-- BEGIN Input for this task --

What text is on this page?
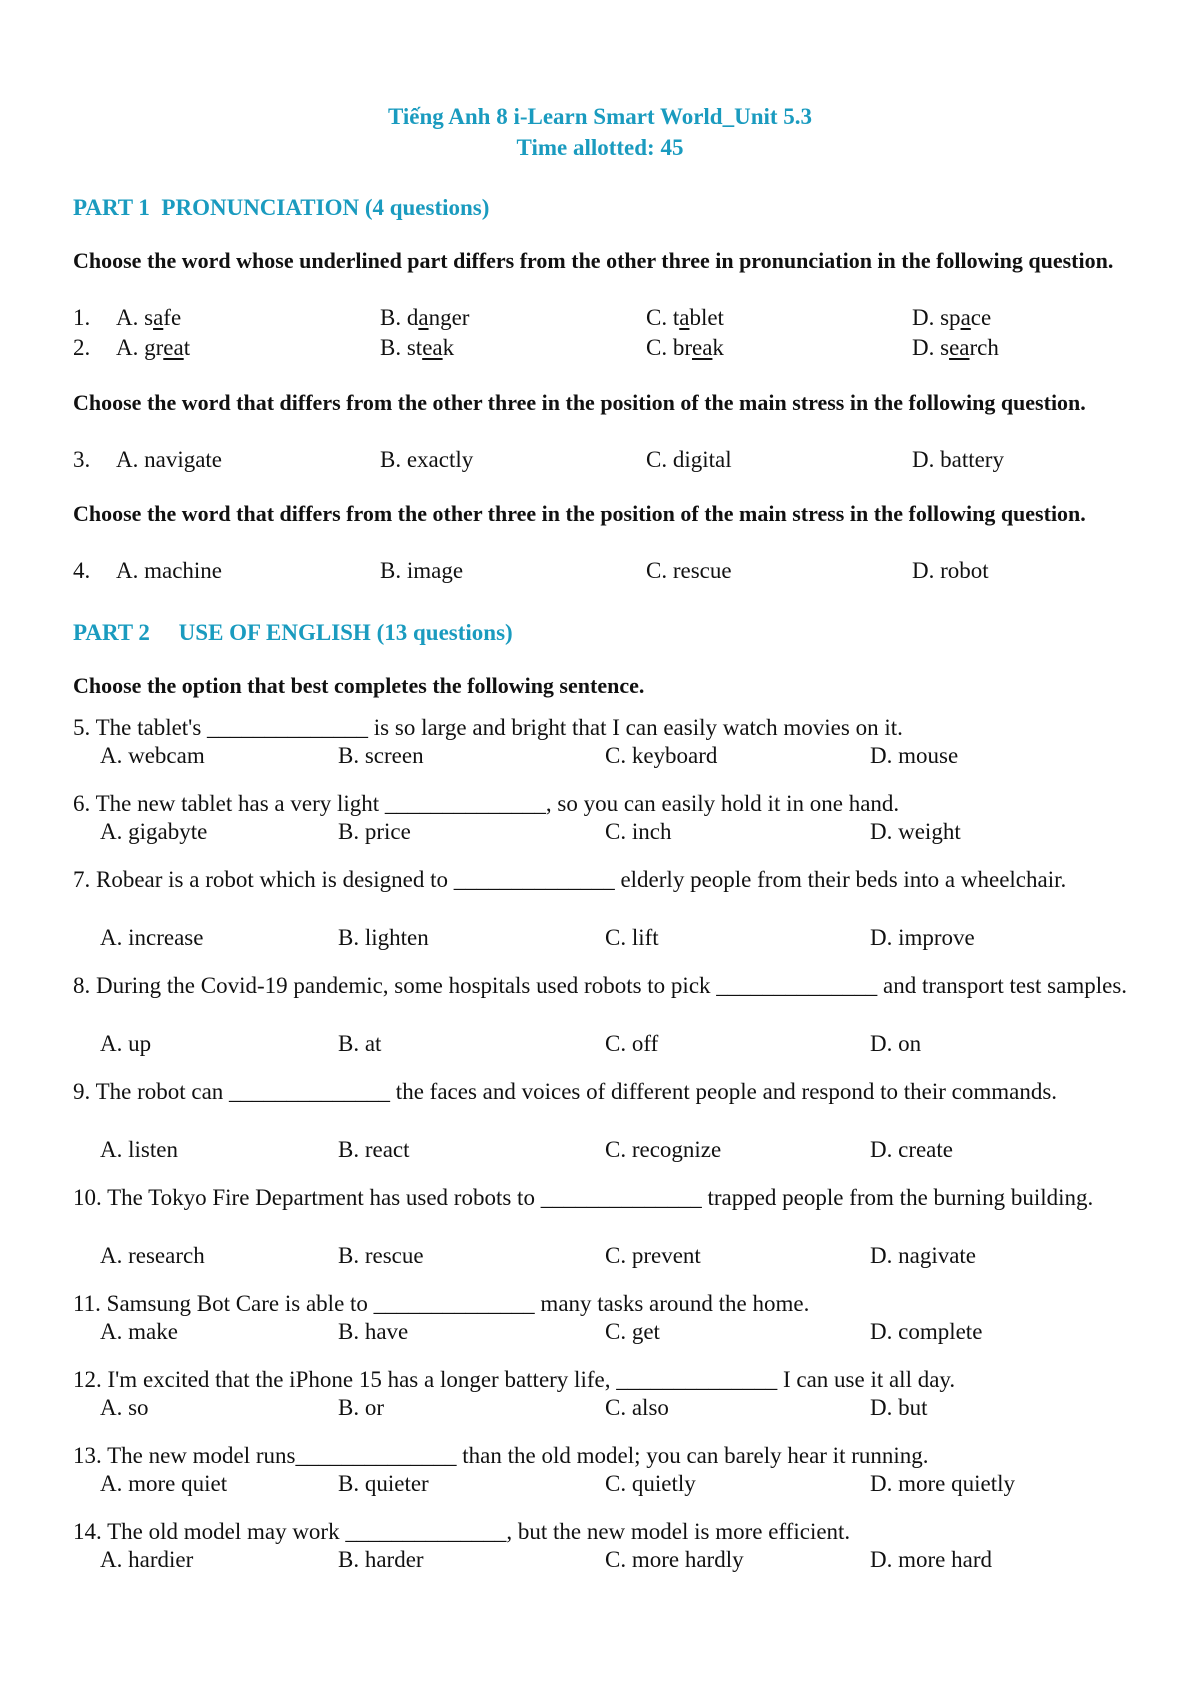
Tiếng Anh 8 i-Learn Smart World_Unit 5.3
Time allotted: 45
PART 1  PRONUNCIATION (4 questions)
Choose the word whose underlined part differs from the other three in pronunciation in the following question.
1. A. safe	B. danger	C. tablet	D. space
2. A. great	B. steak	C. break	D. search
Choose the word that differs from the other three in the position of the main stress in the following question.
3. A. navigate	B. exactly	C. digital	D. battery
Choose the word that differs from the other three in the position of the main stress in the following question.
4. A. machine	B. image	C. rescue	D. robot
PART 2     USE OF ENGLISH (13 questions)
Choose the option that best completes the following sentence.
5. The tablet's ______________ is so large and bright that I can easily watch movies on it.
A. webcam	B. screen	C. keyboard	D. mouse
6. The new tablet has a very light ______________, so you can easily hold it in one hand.
A. gigabyte	B. price	C. inch	D. weight
7. Robear is a robot which is designed to ______________ elderly people from their beds into a wheelchair.
A. increase	B. lighten	C. lift	D. improve
8. During the Covid-19 pandemic, some hospitals used robots to pick ______________ and transport test samples.
A. up	B. at	C. off	D. on
9. The robot can ______________ the faces and voices of different people and respond to their commands.
A. listen	B. react	C. recognize	D. create
10. The Tokyo Fire Department has used robots to ______________ trapped people from the burning building.
A. research	B. rescue	C. prevent	D. nagivate
11. Samsung Bot Care is able to ______________ many tasks around the home.
A. make	B. have	C. get	D. complete
12. I'm excited that the iPhone 15 has a longer battery life, ______________ I can use it all day.
A. so	B. or	C. also	D. but
13. The new model runs______________ than the old model; you can barely hear it running.
A. more quiet	B. quieter	C. quietly	D. more quietly
14. The old model may work ______________, but the new model is more efficient.
A. hardier	B. harder	C. more hardly	D. more hard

-- END Input for this task --

- Problem: Looking at the records above, work out how many lines include the string "tablet". Give the number and nothing else.

- The solution: 3